Search the records that follow and extract every line containing the string "Turned".

+++ Available data +++

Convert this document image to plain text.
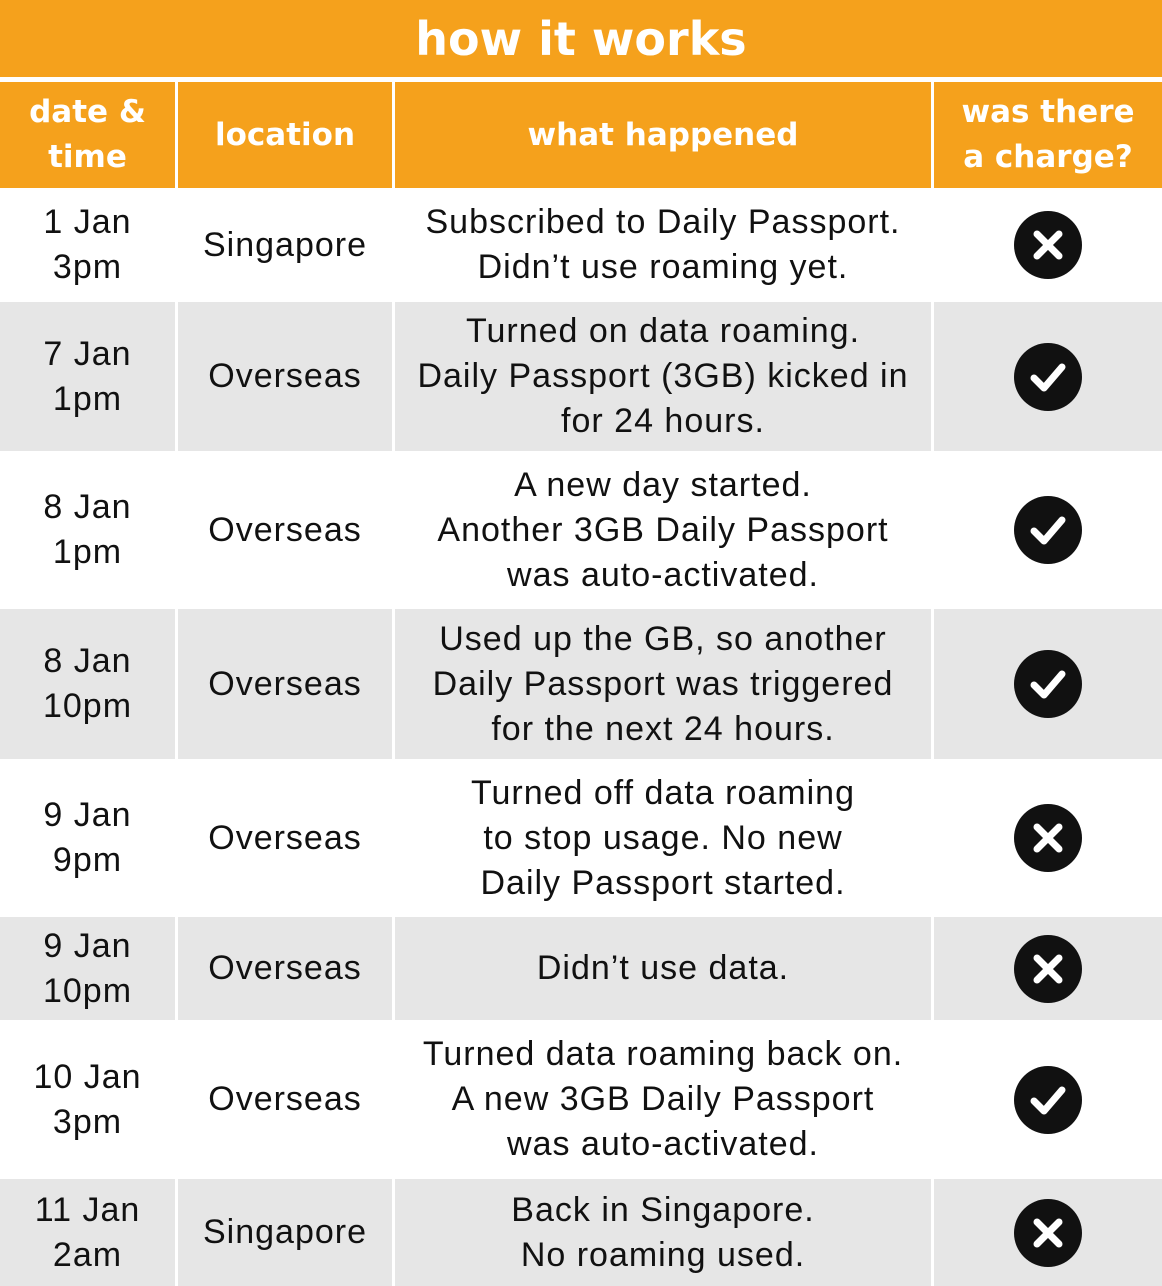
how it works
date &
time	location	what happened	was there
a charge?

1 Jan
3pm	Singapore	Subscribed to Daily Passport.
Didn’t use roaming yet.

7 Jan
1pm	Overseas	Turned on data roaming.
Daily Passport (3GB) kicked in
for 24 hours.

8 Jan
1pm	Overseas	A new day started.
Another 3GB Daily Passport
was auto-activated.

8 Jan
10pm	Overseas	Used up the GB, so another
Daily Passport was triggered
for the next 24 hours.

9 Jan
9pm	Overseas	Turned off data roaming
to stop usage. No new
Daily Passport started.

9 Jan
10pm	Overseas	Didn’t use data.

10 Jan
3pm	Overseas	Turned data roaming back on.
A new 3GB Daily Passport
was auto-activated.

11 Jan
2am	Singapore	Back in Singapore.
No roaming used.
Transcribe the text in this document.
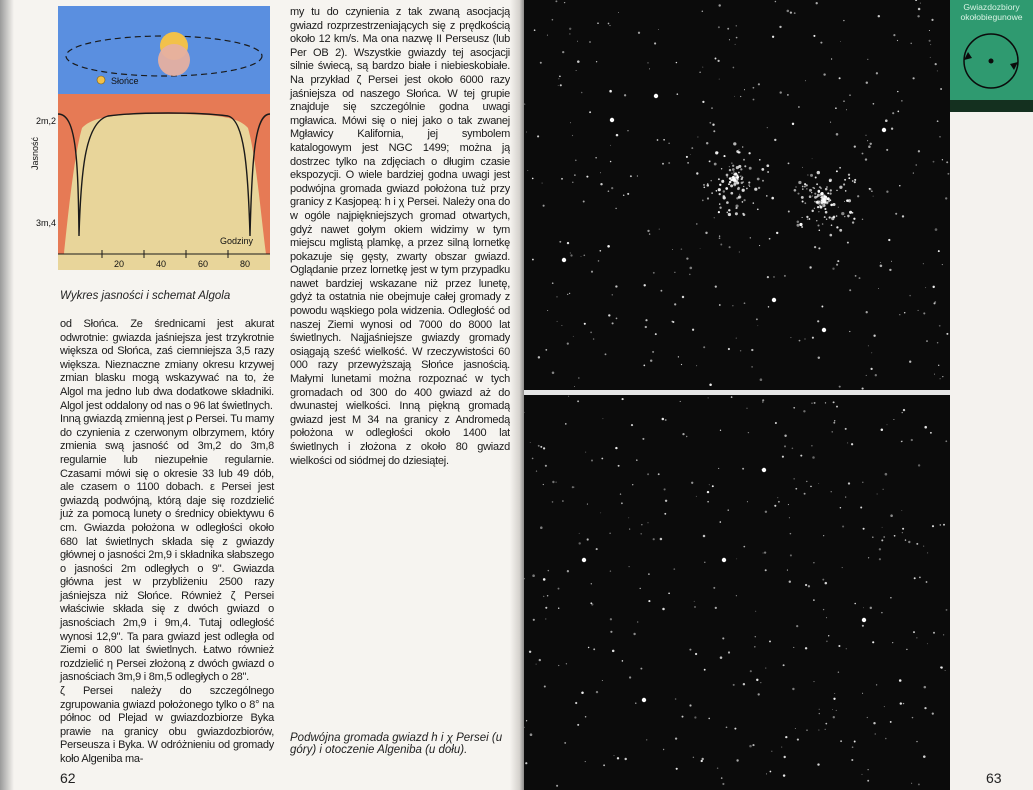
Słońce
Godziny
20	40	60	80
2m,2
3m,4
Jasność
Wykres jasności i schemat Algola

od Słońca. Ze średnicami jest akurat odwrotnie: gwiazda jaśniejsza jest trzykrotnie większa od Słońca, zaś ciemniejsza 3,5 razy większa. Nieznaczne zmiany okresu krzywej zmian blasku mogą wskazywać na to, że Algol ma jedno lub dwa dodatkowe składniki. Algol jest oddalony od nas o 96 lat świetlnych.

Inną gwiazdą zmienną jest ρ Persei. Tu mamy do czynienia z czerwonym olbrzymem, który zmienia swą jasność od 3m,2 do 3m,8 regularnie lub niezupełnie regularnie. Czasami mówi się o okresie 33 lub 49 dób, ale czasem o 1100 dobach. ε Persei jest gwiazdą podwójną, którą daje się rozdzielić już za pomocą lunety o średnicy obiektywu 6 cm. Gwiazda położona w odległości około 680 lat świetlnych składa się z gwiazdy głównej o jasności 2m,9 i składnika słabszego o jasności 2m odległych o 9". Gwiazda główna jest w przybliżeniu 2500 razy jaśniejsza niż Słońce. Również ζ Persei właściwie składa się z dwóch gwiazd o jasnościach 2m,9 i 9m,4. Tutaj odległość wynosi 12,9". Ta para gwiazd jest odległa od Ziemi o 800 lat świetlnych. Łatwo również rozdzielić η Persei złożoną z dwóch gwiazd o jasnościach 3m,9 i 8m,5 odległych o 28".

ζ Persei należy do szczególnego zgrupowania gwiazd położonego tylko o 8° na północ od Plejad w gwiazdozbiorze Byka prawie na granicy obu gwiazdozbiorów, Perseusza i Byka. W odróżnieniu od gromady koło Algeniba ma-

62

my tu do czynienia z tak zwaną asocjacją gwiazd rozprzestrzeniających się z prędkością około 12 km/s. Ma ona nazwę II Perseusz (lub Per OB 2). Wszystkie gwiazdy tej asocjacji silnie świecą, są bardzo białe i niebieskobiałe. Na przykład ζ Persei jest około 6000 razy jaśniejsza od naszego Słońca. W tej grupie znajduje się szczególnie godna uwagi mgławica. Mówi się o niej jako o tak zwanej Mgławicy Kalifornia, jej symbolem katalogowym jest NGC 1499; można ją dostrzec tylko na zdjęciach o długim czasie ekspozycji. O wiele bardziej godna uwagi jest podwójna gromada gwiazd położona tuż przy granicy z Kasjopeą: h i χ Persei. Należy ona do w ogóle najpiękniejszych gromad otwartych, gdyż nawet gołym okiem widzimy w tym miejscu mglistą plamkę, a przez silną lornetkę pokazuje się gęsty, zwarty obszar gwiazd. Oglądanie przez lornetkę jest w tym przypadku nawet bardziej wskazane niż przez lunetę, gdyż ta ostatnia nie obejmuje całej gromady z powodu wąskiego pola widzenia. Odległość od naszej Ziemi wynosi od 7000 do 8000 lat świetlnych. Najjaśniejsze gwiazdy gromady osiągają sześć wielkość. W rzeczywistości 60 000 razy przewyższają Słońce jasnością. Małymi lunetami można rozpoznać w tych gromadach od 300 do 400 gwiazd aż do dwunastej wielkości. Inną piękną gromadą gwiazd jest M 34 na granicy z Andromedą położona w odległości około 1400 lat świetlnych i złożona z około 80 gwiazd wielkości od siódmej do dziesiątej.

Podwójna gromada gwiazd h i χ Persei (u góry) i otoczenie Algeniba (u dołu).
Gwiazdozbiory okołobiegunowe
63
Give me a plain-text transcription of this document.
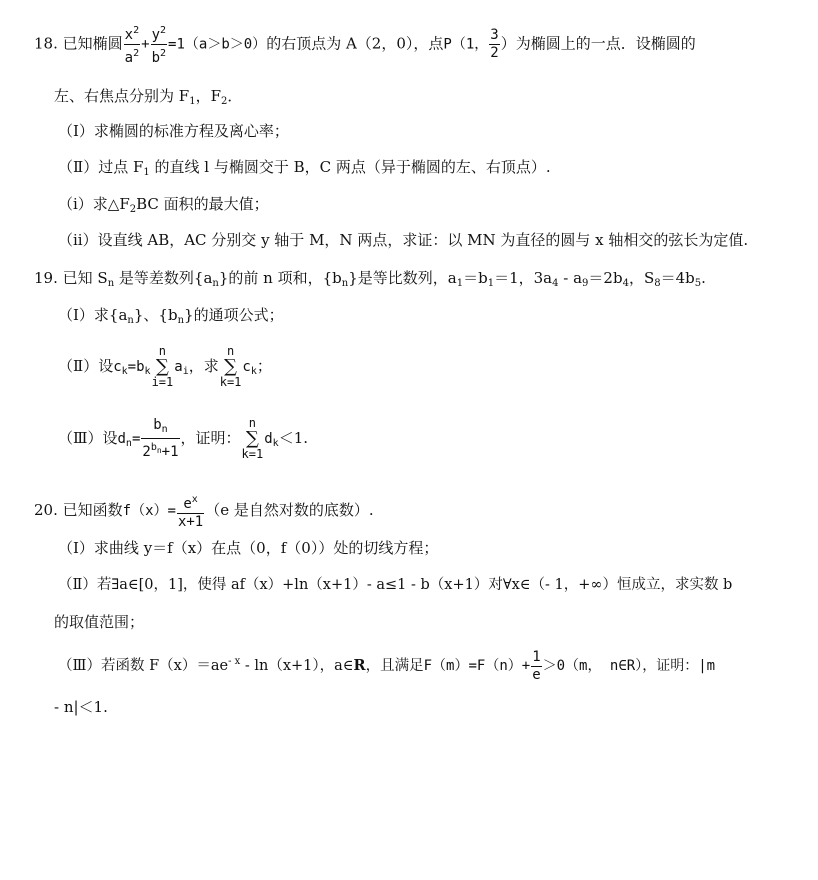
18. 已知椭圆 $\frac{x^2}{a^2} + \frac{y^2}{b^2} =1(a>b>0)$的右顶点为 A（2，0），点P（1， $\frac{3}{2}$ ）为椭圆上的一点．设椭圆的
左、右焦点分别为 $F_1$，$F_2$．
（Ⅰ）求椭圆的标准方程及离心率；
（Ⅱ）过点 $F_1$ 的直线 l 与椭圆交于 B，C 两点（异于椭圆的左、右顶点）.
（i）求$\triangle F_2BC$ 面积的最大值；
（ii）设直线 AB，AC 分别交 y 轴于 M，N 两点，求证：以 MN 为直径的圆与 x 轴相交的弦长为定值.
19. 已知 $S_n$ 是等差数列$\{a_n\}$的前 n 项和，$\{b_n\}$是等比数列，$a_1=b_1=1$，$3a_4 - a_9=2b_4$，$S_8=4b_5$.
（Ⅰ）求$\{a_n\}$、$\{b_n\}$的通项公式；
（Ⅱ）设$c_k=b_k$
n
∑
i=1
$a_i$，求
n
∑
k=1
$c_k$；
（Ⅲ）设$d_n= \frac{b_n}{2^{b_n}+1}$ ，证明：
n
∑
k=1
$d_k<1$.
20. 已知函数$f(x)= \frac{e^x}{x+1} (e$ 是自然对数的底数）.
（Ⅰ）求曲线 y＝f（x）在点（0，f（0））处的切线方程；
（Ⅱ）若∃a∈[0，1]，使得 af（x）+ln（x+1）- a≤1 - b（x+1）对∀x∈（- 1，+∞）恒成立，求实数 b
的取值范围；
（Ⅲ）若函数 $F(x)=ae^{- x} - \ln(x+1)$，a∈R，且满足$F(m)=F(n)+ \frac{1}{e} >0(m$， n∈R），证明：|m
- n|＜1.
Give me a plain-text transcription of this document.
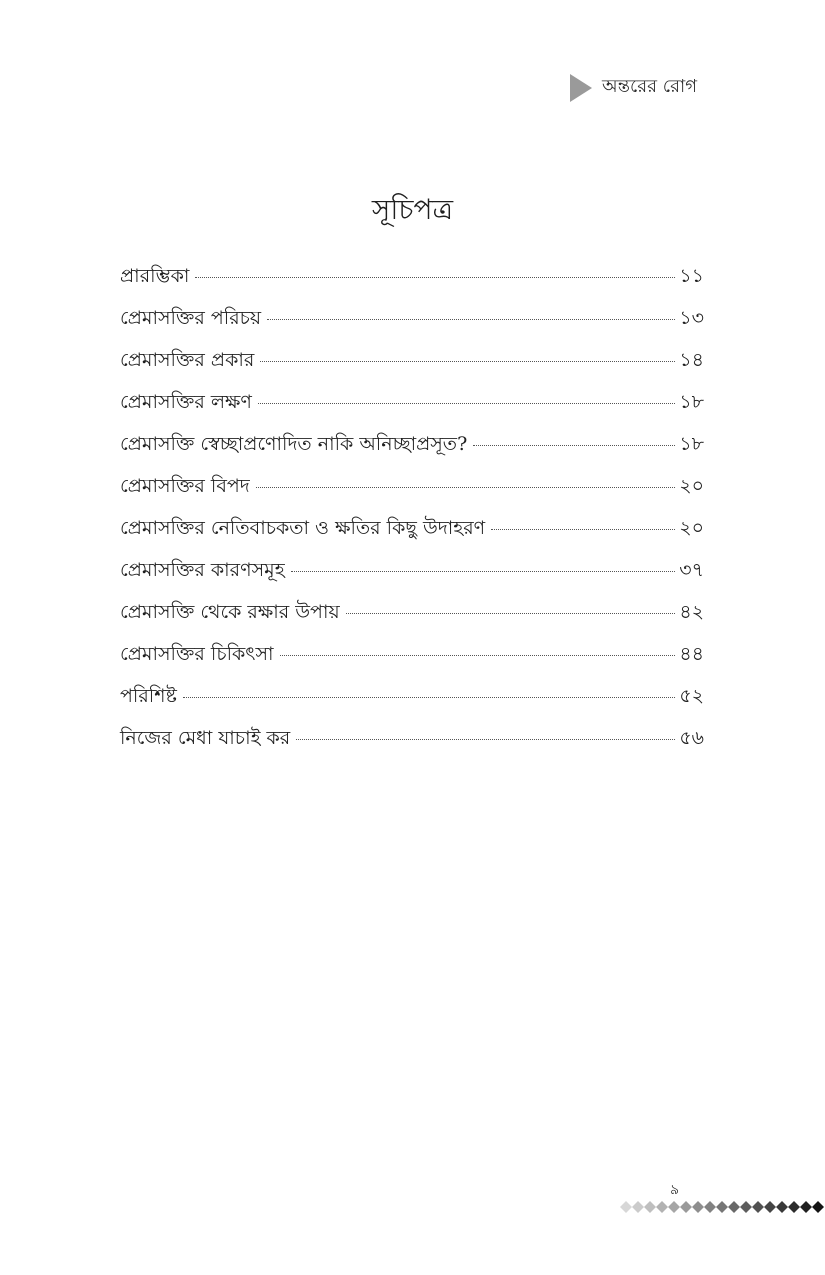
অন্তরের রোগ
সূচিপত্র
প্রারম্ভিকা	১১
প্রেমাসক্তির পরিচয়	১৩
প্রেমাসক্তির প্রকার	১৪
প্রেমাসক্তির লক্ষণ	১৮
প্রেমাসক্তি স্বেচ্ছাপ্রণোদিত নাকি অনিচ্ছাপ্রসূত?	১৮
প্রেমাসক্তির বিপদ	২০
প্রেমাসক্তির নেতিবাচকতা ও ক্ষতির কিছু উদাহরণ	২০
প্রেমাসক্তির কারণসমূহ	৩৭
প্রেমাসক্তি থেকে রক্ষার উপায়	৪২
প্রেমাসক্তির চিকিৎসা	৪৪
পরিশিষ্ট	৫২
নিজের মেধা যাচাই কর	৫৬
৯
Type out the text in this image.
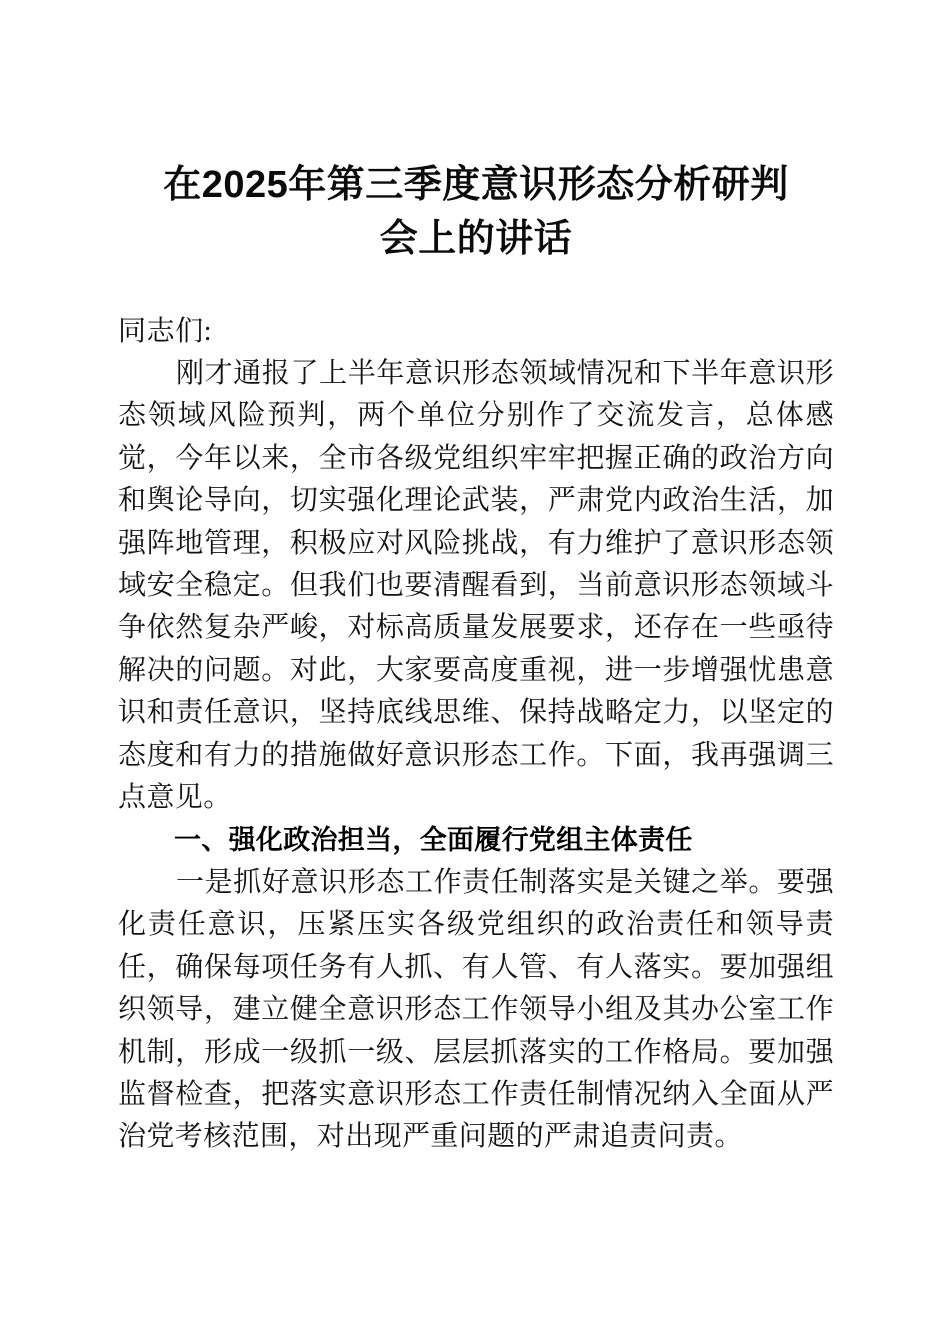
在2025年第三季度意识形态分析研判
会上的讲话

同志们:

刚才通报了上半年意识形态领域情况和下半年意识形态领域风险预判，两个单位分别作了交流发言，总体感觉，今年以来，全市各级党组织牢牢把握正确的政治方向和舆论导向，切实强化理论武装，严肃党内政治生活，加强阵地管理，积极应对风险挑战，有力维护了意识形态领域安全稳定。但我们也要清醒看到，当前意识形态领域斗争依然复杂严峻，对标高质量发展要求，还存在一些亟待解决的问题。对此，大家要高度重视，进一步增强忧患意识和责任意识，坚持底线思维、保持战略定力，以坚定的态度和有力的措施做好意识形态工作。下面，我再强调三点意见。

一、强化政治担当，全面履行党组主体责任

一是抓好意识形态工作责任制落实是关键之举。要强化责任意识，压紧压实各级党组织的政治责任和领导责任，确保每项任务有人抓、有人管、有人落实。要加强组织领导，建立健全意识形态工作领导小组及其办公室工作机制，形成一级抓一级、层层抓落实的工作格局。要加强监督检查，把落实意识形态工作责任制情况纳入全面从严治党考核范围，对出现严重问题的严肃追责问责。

+++

Output below:
1pm	Overseas	Turned on data roaming.
9pm	Overseas	Turned off data roaming
3pm	Overseas	Turned data roaming back on.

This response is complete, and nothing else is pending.